[Begin]
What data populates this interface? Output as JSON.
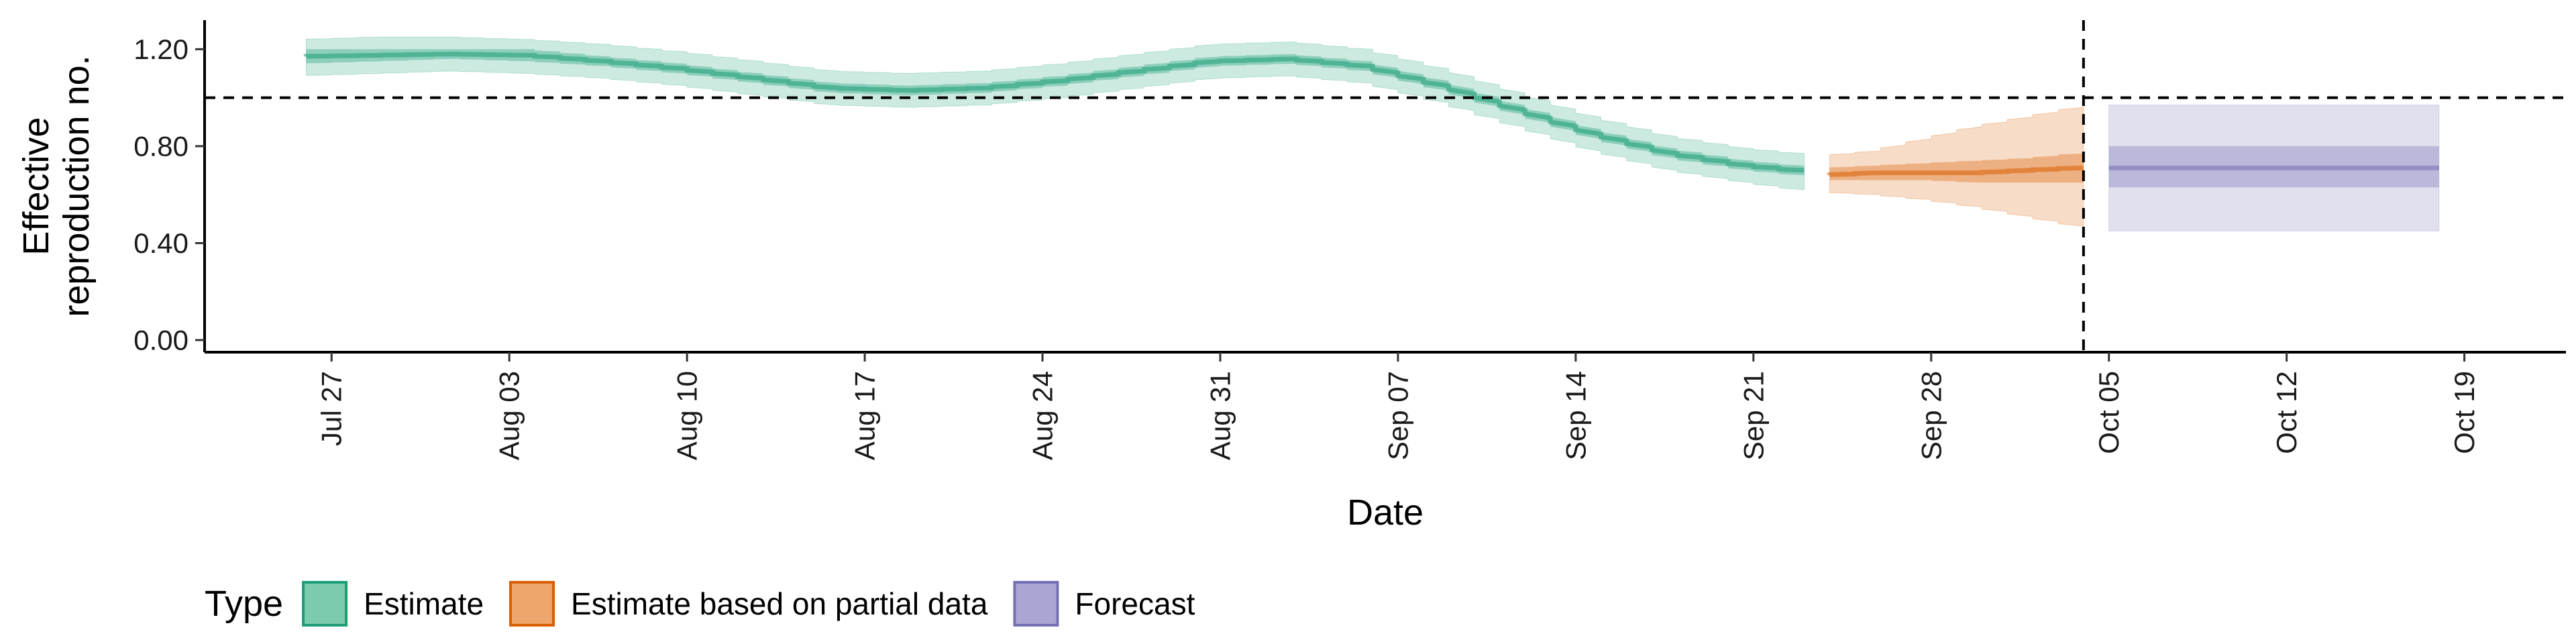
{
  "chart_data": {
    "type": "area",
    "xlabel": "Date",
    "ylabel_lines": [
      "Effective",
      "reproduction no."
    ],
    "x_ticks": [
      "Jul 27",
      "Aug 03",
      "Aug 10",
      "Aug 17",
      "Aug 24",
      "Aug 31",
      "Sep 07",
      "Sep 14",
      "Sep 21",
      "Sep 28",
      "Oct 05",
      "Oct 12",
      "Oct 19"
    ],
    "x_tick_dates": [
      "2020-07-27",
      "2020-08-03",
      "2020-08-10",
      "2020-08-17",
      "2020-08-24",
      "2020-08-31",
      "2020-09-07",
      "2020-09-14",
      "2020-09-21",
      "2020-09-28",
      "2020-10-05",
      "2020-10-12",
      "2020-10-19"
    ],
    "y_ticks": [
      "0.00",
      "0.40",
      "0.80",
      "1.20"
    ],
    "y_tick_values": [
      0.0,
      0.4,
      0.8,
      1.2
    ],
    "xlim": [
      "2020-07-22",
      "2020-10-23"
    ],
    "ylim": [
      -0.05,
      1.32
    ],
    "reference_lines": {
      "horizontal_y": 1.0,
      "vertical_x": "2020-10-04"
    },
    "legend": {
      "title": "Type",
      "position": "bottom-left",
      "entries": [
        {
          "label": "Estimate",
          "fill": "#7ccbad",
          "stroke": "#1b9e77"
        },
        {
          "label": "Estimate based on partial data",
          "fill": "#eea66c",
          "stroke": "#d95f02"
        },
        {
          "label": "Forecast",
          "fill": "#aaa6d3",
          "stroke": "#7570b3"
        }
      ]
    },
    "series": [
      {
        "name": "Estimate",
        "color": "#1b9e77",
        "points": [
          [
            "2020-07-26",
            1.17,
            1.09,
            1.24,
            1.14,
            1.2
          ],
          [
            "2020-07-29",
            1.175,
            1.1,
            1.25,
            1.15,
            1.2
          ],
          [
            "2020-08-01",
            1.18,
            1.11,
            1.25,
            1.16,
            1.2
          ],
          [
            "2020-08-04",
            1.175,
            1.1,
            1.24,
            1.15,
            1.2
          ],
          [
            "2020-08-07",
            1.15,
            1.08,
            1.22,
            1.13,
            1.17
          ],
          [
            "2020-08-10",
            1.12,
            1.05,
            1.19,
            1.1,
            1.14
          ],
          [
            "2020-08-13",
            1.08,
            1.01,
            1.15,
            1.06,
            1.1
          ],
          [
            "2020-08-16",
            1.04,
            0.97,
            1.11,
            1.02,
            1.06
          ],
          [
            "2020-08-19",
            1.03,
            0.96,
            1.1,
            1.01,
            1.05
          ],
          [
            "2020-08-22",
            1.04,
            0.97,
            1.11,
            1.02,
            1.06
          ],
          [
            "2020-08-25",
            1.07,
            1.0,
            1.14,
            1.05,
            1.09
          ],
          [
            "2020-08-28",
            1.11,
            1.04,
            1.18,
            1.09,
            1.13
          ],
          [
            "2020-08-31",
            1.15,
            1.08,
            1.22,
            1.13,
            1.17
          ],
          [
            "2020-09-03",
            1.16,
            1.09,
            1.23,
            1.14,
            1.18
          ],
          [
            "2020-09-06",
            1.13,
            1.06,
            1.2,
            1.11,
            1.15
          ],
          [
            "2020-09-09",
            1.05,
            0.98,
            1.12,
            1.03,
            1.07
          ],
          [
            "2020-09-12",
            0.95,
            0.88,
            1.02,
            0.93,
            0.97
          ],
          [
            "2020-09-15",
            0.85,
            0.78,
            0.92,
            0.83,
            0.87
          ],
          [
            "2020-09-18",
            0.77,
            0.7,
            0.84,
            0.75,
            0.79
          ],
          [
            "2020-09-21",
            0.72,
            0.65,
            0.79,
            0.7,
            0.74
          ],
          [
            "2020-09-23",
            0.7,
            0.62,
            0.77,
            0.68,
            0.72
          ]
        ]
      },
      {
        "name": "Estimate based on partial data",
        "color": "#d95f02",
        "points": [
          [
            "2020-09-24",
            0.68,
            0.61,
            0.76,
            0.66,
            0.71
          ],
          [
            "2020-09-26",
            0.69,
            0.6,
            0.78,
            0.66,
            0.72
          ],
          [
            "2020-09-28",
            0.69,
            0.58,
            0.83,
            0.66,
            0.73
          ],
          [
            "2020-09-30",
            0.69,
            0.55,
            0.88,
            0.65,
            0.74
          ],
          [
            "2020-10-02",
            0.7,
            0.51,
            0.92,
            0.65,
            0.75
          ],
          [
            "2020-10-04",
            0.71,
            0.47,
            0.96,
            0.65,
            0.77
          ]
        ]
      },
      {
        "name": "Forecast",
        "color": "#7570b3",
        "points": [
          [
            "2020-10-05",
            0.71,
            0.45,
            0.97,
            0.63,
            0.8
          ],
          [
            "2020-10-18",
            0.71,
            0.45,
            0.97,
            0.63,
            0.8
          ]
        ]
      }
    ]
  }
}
[End]
[Begin]
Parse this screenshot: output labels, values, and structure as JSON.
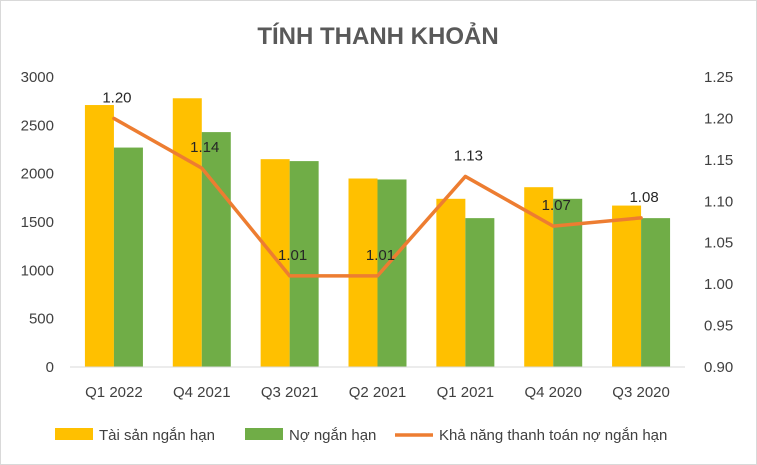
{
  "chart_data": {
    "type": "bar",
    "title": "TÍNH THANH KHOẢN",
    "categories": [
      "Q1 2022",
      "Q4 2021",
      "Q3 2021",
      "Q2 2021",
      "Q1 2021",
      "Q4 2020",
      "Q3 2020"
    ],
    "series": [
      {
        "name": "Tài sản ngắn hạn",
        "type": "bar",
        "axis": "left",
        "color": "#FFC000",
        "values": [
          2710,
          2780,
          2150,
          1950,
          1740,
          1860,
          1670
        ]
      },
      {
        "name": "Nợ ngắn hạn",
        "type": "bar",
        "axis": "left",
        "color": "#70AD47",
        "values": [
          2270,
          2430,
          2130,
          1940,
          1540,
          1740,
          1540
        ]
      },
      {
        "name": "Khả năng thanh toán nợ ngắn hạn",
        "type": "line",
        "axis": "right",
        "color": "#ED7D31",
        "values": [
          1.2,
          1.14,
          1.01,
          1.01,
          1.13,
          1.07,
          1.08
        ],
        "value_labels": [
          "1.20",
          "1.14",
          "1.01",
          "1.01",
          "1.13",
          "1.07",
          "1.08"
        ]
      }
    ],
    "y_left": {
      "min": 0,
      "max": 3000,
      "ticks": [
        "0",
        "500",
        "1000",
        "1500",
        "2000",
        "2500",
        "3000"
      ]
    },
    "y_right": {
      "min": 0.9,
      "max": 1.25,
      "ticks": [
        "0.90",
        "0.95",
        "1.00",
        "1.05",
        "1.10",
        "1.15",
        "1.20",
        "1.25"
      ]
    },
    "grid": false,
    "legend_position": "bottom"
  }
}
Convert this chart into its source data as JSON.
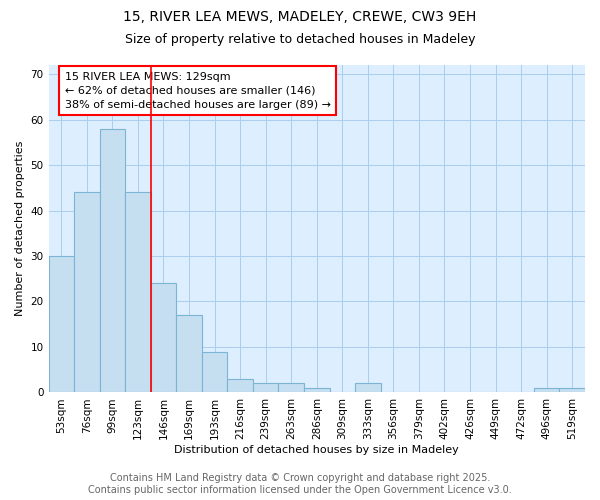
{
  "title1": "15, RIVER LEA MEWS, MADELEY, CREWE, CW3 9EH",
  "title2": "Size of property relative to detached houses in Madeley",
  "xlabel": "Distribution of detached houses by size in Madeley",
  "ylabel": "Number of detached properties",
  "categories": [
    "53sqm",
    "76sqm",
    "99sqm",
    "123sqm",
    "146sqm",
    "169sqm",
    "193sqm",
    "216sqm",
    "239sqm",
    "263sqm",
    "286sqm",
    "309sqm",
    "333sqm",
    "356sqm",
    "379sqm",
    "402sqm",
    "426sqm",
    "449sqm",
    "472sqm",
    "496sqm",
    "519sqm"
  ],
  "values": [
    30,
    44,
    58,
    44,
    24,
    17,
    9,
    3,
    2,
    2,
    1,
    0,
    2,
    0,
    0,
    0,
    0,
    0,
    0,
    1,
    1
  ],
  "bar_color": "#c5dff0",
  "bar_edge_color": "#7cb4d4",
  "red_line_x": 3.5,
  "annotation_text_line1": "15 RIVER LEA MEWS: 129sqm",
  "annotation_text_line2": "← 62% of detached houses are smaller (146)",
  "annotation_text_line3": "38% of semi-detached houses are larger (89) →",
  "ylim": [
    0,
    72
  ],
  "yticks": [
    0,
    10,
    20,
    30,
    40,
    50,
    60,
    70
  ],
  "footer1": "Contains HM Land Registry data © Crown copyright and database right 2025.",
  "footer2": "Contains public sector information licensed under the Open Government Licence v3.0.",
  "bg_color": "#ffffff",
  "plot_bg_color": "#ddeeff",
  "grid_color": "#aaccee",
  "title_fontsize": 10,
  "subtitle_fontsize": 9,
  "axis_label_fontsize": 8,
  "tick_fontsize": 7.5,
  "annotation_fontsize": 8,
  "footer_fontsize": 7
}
[End]
What this task involves: Pick out every line above that contains the word "MEWS" and copy it.

Response to the exercise:
  "title1": "15, RIVER LEA MEWS, MADELEY, CREWE, CW3 9EH",
  "annotation_text_line1": "15 RIVER LEA MEWS: 129sqm",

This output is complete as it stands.